WHAT THE TASK ASKS
Using the listing below, report all lines holding the word "ἀλλὰ".

RECORD EXTRACTS

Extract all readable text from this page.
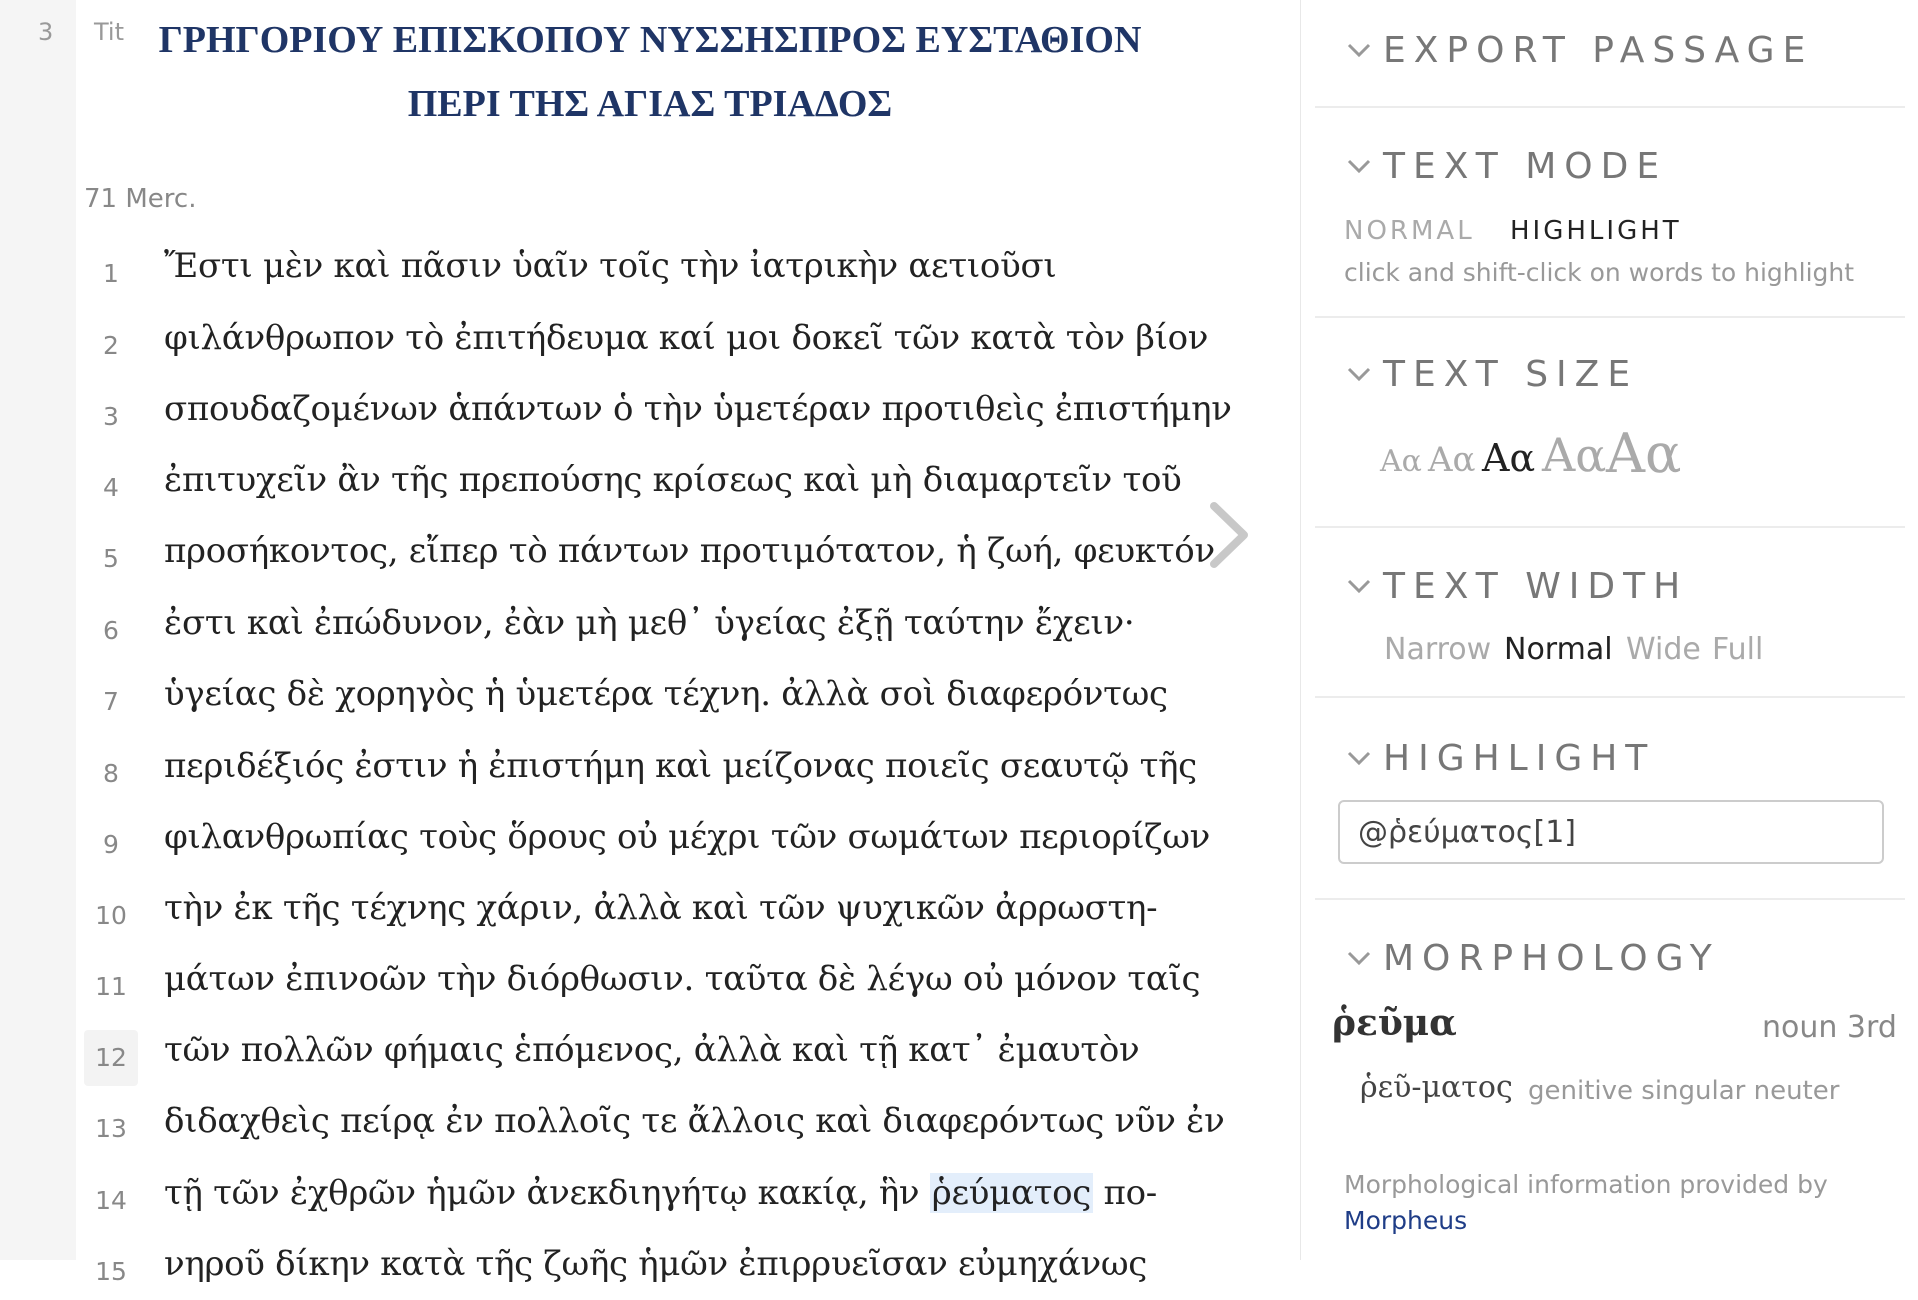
3 Tit ΓΡΗΓΟΡΙΟΥ ΕΠΙΣΚΟΠΟΥ ΝΥΣΣΗΣΠΡΟΣ ΕΥΣΤΑΘΙΟΝ
ΠΕΡΙ ΤΗΣ ΑΓΙΑΣ ΤΡΙΑΔΟΣ
71 Merc.
1	Ἔστι μὲν καὶ πᾶσιν ὑαῖν τοῖς τὴν ἰατρικὴν αετιοῦσι
2	φιλάνθρωπον τὸ ἐπιτήδευμα καί μοι δοκεῖ τῶν κατὰ τὸν βίον
3	σπουδαζομένων ἁπάντων ὁ τὴν ὑμετέραν προτιθεὶς ἐπιστήμην
4	ἐπιτυχεῖν ἂν τῆς πρεπούσης κρίσεως καὶ μὴ διαμαρτεῖν τοῦ
5	προσήκοντος, εἴπερ τὸ πάντων προτιμότατον, ἡ ζωή, φευκτόν
6	ἐστι καὶ ἐπώδυνον, ἐὰν μὴ μεθ᾽ ὑγείας ἐξῇ ταύτην ἔχειν·
7	ὑγείας δὲ χορηγὸς ἡ ὑμετέρα τέχνη. ἀλλὰ σοὶ διαφερόντως
8	περιδέξιός ἐστιν ἡ ἐπιστήμη καὶ μείζονας ποιεῖς σεαυτῷ τῆς
9	φιλανθρωπίας τοὺς ὅρους οὐ μέχρι τῶν σωμάτων περιορίζων
10	τὴν ἐκ τῆς τέχνης χάριν, ἀλλὰ καὶ τῶν ψυχικῶν ἀρρωστη-
11	μάτων ἐπινοῶν τὴν διόρθωσιν. ταῦτα δὲ λέγω οὐ μόνον ταῖς
12	τῶν πολλῶν φήμαις ἑπόμενος, ἀλλὰ καὶ τῇ κατ᾽ ἐμαυτὸν
13	διδαχθεὶς πείρᾳ ἐν πολλοῖς τε ἄλλοις καὶ διαφερόντως νῦν ἐν
14	τῇ τῶν ἐχθρῶν ἡμῶν ἀνεκδιηγήτῳ κακίᾳ, ἣν ῥεύματος πο-
15	νηροῦ δίκην κατὰ τῆς ζωῆς ἡμῶν ἐπιρρυεῖσαν εὐμηχάνως
EXPORT PASSAGE
TEXT MODE
TEXT SIZE
TEXT WIDTH
HIGHLIGHT
MORPHOLOGY
NORMAL HIGHLIGHT
click and shift-click on words to highlight
Aα Aα Aα Aα Aα
Narrow Normal Wide Full
@ῥεύματος[1]
ῥεῦμα	noun 3rd
ῥεῦ-ματος genitive singular neuter
Morphological information provided by
Morpheus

RESULT FOR THIS EXERCISE
7	ὑγείας δὲ χορηγὸς ἡ ὑμετέρα τέχνη. ἀλλὰ σοὶ διαφερόντως
10	τὴν ἐκ τῆς τέχνης χάριν, ἀλλὰ καὶ τῶν ψυχικῶν ἀρρωστη-
12	τῶν πολλῶν φήμαις ἑπόμενος, ἀλλὰ καὶ τῇ κατ᾽ ἐμαυτὸν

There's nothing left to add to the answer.